Task prompt: Pick every line with "index" from the material below.

Data entries:
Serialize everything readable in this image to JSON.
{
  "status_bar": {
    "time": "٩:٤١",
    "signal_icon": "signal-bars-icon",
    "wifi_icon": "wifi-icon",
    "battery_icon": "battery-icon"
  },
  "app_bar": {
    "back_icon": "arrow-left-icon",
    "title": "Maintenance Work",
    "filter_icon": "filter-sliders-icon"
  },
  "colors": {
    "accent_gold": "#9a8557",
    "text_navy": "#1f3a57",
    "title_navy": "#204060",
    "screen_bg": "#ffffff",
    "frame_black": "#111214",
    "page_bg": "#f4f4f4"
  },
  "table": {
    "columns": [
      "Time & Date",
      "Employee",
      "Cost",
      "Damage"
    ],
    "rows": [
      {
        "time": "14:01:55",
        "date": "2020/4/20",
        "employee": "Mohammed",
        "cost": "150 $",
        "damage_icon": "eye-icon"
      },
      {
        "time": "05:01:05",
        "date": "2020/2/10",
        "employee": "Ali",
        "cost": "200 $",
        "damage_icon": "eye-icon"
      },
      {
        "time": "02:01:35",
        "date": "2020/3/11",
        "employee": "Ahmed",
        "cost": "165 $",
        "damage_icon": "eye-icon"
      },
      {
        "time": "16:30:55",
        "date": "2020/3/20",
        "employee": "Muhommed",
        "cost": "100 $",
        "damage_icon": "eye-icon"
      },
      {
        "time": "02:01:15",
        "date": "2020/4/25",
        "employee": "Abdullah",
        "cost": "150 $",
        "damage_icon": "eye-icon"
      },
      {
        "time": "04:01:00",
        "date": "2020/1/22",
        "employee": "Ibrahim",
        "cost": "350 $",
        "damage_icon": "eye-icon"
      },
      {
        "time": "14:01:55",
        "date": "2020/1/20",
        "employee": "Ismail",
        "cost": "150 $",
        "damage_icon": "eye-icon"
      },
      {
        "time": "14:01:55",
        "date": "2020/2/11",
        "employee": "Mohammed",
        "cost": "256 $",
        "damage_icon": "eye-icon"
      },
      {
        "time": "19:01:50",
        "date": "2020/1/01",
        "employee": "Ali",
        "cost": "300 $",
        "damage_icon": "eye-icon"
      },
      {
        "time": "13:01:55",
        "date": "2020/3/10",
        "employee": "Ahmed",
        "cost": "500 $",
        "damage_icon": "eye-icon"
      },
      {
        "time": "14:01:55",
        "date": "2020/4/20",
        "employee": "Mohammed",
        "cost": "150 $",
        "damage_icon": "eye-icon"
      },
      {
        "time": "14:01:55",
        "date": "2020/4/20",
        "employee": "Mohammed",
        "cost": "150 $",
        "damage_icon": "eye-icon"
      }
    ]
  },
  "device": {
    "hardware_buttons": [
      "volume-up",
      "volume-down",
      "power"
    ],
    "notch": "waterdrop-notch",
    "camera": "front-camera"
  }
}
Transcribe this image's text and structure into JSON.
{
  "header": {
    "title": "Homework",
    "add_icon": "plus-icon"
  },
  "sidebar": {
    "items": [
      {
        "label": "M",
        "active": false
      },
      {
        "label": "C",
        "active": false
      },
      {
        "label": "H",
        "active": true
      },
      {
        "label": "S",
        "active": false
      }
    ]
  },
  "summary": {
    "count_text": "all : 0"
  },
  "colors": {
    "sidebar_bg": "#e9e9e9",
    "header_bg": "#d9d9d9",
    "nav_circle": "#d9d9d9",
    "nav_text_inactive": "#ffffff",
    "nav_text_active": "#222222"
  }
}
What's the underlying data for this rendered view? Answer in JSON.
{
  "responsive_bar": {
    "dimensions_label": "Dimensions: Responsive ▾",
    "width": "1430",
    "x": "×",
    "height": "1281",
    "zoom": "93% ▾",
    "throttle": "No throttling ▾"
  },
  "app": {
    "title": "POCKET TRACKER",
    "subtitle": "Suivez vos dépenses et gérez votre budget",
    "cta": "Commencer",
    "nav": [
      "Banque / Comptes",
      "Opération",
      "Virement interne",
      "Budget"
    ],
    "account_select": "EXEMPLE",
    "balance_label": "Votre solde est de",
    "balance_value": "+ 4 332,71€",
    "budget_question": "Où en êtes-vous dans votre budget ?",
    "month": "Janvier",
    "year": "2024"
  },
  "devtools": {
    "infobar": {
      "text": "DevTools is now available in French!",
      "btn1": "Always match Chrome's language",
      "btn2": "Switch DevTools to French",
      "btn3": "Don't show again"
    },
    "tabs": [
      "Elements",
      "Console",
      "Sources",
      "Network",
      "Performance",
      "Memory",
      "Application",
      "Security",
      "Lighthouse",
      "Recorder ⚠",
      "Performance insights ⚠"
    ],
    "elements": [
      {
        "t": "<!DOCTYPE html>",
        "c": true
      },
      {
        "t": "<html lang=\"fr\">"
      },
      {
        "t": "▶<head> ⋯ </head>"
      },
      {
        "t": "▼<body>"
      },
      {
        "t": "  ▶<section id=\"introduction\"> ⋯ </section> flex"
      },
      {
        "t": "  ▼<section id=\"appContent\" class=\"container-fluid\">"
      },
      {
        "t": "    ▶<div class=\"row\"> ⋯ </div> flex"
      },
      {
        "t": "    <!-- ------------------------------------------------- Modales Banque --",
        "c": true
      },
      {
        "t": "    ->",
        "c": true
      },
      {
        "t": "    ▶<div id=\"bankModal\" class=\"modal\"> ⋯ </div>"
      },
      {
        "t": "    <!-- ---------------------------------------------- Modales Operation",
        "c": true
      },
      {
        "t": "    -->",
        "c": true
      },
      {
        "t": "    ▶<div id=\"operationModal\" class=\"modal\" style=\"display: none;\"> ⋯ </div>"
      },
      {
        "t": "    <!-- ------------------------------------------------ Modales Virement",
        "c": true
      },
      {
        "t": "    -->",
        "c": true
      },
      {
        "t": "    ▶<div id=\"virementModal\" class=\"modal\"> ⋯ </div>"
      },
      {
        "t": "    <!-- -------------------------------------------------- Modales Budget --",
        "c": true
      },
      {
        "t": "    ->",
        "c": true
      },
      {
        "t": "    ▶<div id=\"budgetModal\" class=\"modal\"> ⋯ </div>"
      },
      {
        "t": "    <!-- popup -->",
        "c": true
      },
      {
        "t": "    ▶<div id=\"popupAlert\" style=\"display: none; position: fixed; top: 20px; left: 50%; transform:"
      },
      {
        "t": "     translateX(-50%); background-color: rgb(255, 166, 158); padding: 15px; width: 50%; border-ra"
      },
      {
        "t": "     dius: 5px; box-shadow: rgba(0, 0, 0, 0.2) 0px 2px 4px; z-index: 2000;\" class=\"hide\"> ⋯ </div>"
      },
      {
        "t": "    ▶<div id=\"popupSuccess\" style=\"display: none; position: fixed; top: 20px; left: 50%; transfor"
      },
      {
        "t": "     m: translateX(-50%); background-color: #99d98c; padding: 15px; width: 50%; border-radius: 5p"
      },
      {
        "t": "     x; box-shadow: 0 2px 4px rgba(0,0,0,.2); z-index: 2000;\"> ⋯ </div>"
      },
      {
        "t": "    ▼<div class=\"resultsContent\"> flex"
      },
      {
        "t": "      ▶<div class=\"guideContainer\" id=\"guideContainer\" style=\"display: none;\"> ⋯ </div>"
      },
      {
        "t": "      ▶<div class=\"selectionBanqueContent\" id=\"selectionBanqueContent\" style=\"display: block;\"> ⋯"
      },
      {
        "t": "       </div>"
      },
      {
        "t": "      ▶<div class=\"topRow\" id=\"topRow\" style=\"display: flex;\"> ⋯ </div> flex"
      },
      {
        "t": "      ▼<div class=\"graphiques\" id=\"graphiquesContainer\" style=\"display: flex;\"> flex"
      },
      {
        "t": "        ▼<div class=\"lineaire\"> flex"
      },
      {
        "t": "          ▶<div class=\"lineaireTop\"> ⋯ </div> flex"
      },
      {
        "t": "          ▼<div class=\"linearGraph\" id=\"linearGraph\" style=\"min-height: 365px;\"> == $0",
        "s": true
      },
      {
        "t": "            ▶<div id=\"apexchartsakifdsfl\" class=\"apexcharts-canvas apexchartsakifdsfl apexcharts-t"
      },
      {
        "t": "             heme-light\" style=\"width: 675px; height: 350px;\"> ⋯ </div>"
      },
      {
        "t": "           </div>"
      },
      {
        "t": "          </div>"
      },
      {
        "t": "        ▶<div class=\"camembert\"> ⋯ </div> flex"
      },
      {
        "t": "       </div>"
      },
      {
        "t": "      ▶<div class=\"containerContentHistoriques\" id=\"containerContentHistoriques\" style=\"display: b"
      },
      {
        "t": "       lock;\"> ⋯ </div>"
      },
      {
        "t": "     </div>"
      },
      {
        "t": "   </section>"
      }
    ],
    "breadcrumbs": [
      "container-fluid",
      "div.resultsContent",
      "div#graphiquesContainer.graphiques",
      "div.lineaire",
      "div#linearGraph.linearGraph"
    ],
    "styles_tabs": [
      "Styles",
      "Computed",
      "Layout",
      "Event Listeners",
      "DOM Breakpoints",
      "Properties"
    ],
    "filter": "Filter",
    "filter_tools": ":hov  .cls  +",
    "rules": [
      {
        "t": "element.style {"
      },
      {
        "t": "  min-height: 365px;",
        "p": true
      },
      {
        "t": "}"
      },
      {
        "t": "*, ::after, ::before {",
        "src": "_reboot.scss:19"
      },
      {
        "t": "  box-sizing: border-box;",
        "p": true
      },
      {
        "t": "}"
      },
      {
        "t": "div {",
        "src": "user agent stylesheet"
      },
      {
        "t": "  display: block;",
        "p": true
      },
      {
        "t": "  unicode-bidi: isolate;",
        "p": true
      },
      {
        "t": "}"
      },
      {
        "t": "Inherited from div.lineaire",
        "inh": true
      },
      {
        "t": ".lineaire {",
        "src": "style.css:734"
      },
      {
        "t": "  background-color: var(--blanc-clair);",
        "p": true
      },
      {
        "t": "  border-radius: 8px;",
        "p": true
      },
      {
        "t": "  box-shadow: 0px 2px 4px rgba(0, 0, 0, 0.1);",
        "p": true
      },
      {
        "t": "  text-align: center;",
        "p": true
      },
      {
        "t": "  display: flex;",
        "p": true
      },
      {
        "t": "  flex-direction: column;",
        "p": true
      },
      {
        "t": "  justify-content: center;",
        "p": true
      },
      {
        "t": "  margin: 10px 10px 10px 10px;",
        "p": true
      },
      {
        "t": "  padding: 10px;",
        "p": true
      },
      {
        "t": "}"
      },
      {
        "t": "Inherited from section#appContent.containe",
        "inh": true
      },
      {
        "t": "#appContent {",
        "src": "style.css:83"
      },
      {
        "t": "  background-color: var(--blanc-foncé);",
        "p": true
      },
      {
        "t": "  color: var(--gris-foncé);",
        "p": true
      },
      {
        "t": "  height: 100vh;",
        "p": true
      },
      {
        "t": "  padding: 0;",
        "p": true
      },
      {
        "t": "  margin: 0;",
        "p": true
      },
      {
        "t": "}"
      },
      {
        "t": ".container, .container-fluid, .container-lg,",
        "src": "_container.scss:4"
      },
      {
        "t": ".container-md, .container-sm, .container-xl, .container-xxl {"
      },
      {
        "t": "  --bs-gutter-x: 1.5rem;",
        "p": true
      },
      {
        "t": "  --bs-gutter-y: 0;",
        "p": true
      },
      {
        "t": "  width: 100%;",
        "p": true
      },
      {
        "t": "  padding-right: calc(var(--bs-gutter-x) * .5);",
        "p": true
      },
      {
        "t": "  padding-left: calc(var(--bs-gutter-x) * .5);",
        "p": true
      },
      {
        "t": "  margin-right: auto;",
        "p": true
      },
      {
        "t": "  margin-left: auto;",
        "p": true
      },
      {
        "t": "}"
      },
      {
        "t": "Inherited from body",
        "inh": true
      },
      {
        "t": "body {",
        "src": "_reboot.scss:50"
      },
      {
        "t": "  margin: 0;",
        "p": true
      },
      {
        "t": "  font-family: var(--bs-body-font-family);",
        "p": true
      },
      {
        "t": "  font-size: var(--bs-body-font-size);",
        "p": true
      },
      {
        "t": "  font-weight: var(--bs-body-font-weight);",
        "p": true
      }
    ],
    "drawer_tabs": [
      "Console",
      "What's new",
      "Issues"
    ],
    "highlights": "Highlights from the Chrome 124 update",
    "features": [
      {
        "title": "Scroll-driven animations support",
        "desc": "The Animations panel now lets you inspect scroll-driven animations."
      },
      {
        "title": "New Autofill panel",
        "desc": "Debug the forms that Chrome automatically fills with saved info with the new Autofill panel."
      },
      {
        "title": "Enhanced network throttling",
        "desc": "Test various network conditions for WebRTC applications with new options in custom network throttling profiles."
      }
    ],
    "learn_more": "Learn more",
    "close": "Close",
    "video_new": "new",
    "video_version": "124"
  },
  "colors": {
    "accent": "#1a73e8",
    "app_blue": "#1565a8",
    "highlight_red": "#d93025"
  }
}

Correct result:
        "t": "     dius: 5px; box-shadow: rgba(0, 0, 0, 0.2) 0px 2px 4px; z-index: 2000;\" class=\"hide\"> ⋯ </div>"
        "t": "     x; box-shadow: 0 2px 4px rgba(0,0,0,.2); z-index: 2000;\"> ⋯ </div>"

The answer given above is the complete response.